* _TASK_:
Using the records provided below, locate and copy each line that contains the word "ylabel".

Raw records

+++

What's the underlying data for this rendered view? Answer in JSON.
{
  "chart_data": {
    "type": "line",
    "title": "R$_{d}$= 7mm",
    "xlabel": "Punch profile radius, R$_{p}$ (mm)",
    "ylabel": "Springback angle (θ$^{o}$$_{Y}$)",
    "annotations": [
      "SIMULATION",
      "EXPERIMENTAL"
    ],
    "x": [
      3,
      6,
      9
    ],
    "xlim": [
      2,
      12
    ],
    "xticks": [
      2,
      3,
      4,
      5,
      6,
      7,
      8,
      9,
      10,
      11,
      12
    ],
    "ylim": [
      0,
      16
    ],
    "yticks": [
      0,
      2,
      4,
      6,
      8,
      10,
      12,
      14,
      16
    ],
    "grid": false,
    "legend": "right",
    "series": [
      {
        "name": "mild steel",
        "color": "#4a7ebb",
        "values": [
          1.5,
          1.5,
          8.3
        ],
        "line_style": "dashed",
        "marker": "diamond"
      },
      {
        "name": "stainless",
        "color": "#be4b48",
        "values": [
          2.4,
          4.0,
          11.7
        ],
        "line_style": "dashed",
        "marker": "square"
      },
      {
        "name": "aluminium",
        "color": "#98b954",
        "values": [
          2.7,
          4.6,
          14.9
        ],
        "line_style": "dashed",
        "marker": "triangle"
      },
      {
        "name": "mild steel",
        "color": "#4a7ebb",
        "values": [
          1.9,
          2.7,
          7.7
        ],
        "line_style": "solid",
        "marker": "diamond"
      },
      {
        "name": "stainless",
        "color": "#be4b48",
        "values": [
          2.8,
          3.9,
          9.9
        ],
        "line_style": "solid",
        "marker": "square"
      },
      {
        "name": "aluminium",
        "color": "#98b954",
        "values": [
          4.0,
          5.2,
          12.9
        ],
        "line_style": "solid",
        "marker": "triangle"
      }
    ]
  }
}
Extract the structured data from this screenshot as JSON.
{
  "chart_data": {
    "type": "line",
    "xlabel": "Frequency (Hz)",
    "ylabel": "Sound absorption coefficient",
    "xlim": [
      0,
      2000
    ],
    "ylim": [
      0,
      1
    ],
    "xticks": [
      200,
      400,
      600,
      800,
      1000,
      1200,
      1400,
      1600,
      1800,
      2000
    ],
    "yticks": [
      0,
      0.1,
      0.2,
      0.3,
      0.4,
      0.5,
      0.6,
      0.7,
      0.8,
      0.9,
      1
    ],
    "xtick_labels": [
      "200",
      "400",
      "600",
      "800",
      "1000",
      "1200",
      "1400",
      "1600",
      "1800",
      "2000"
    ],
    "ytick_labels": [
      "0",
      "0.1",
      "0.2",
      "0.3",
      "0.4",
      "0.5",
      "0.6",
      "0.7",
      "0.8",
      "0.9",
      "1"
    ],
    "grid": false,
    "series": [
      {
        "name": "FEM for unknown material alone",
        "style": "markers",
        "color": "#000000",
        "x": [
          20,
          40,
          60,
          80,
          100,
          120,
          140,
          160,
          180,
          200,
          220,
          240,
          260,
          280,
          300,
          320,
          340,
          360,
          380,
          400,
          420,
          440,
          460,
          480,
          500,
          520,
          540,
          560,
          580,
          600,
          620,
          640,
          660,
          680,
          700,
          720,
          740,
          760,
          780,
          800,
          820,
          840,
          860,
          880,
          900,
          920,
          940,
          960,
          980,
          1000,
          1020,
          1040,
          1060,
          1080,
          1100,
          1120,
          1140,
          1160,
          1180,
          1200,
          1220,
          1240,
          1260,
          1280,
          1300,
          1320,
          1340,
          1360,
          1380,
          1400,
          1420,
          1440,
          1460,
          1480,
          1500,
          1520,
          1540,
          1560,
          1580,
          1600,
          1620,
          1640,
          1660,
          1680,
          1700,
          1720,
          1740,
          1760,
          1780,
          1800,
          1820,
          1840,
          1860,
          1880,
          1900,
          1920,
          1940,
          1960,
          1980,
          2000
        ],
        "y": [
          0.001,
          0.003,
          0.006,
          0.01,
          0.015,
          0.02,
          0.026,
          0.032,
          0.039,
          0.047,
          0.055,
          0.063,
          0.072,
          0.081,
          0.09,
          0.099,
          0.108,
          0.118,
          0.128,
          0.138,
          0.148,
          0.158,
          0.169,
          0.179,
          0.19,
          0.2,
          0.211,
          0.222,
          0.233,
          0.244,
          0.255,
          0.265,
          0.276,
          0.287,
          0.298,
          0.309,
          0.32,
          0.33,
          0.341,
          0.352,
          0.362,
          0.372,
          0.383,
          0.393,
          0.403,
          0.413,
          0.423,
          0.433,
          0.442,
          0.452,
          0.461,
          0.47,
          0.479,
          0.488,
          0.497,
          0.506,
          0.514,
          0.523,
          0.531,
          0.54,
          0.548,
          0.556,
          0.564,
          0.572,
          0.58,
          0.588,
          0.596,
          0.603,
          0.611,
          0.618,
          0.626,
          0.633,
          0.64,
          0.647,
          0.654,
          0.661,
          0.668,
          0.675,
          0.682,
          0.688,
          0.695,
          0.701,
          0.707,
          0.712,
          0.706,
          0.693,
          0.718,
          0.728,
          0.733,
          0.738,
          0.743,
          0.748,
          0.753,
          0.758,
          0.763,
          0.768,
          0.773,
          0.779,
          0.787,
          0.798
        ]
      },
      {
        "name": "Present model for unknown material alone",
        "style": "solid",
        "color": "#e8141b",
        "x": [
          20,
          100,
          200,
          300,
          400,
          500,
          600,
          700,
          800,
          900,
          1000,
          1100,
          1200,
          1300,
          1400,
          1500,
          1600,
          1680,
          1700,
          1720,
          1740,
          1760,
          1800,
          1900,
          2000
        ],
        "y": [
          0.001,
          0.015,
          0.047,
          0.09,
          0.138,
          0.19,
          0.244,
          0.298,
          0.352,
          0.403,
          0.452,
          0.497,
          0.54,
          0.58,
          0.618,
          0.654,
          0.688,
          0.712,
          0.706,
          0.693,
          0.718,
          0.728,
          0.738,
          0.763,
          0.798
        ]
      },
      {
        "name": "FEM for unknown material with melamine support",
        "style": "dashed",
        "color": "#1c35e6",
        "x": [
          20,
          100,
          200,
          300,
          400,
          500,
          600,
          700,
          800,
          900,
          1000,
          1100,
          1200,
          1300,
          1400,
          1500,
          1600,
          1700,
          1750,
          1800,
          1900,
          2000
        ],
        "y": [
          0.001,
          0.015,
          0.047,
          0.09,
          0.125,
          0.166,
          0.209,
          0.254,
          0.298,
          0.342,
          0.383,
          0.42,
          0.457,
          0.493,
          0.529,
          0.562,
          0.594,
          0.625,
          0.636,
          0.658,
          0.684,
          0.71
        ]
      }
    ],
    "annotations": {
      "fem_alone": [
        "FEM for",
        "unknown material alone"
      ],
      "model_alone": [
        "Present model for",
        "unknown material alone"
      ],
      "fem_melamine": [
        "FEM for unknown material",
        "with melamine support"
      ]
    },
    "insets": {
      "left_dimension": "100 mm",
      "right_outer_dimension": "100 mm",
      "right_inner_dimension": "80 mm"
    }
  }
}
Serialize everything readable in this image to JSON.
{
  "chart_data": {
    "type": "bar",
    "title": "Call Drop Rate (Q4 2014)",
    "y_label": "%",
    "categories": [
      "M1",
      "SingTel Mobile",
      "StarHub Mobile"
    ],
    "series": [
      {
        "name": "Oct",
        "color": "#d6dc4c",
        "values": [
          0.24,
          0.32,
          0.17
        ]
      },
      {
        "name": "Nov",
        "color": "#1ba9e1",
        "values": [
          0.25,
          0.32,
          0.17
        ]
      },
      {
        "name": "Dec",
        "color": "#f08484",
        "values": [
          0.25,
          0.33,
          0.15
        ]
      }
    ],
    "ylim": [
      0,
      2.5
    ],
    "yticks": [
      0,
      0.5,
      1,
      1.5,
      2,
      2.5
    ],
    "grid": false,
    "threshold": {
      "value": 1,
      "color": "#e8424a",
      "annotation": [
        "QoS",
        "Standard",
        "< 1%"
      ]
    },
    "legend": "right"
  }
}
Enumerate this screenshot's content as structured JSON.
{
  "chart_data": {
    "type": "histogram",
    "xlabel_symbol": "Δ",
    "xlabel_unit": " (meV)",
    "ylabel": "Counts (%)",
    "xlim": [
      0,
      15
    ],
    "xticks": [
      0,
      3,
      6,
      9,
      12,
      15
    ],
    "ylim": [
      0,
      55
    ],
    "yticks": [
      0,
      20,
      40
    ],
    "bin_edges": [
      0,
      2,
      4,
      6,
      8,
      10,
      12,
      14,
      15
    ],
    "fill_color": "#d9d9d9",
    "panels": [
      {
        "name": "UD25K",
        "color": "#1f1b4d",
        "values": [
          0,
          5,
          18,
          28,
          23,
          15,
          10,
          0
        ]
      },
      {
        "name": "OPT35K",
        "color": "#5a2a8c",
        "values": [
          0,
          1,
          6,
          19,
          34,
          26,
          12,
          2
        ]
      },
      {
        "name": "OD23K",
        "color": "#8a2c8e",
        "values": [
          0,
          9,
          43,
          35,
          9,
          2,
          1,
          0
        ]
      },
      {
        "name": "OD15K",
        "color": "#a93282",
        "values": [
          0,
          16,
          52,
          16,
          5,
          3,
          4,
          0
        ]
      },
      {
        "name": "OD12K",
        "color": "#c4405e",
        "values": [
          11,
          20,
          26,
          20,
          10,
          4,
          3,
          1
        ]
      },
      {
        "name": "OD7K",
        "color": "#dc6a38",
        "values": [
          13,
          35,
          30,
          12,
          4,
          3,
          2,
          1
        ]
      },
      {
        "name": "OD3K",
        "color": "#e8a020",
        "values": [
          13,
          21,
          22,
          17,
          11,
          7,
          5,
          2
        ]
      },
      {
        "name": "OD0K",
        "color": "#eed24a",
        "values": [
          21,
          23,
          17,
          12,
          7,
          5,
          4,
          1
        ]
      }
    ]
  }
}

+++

* _COMPLETE ANSWER_:
    "ylabel": "Springback angle (θ$^{o}$$_{Y}$)",
    "ylabel": "Sound absorption coefficient",
    "ylabel": "Counts (%)",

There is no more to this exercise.